--- Start of DATA FOR THIS TASK ---

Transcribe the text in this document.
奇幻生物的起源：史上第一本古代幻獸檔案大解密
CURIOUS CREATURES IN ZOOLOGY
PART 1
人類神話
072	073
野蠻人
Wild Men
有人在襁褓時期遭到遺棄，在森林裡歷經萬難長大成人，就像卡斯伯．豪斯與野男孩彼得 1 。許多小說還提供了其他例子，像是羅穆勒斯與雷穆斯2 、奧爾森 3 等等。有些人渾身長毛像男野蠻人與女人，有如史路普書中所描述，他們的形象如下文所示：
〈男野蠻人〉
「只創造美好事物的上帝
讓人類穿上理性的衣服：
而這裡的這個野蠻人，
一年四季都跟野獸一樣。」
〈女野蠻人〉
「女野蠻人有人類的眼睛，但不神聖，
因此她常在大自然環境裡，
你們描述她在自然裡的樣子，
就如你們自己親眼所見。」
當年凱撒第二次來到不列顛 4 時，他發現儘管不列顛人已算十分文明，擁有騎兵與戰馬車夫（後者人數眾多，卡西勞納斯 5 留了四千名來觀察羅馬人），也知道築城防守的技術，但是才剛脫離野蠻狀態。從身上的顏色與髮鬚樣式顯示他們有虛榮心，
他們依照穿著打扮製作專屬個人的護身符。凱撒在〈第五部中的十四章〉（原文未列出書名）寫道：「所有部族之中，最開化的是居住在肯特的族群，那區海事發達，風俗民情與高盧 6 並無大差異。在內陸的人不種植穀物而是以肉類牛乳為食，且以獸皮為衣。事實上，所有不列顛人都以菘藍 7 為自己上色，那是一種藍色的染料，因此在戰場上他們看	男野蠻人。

--- End of DATA FOR THIS TASK ---

From the listing above, extract all records word for word.

> SOLUTION TO THIS PROBLEM:
Transcribe the text in this document.
奇幻生物的起源：史上第一本古代幻獸檔案大解密
CURIOUS CREATURES IN ZOOLOGY
PART 1
人類神話
072	073
野蠻人
Wild Men
有人在襁褓時期遭到遺棄，在森林裡歷經萬難長大成人，就像卡斯伯．豪斯與野男孩彼得 1 。許多小說還提供了其他例子，像是羅穆勒斯與雷穆斯2 、奧爾森 3 等等。有些人渾身長毛像男野蠻人與女人，有如史路普書中所描述，他們的形象如下文所示：
〈男野蠻人〉
「只創造美好事物的上帝
讓人類穿上理性的衣服：
而這裡的這個野蠻人，
一年四季都跟野獸一樣。」
〈女野蠻人〉
「女野蠻人有人類的眼睛，但不神聖，
因此她常在大自然環境裡，
你們描述她在自然裡的樣子，
就如你們自己親眼所見。」
當年凱撒第二次來到不列顛 4 時，他發現儘管不列顛人已算十分文明，擁有騎兵與戰馬車夫（後者人數眾多，卡西勞納斯 5 留了四千名來觀察羅馬人），也知道築城防守的技術，但是才剛脫離野蠻狀態。從身上的顏色與髮鬚樣式顯示他們有虛榮心，
他們依照穿著打扮製作專屬個人的護身符。凱撒在〈第五部中的十四章〉（原文未列出書名）寫道：「所有部族之中，最開化的是居住在肯特的族群，那區海事發達，風俗民情與高盧 6 並無大差異。在內陸的人不種植穀物而是以肉類牛乳為食，且以獸皮為衣。事實上，所有不列顛人都以菘藍 7 為自己上色，那是一種藍色的染料，因此在戰場上他們看	男野蠻人。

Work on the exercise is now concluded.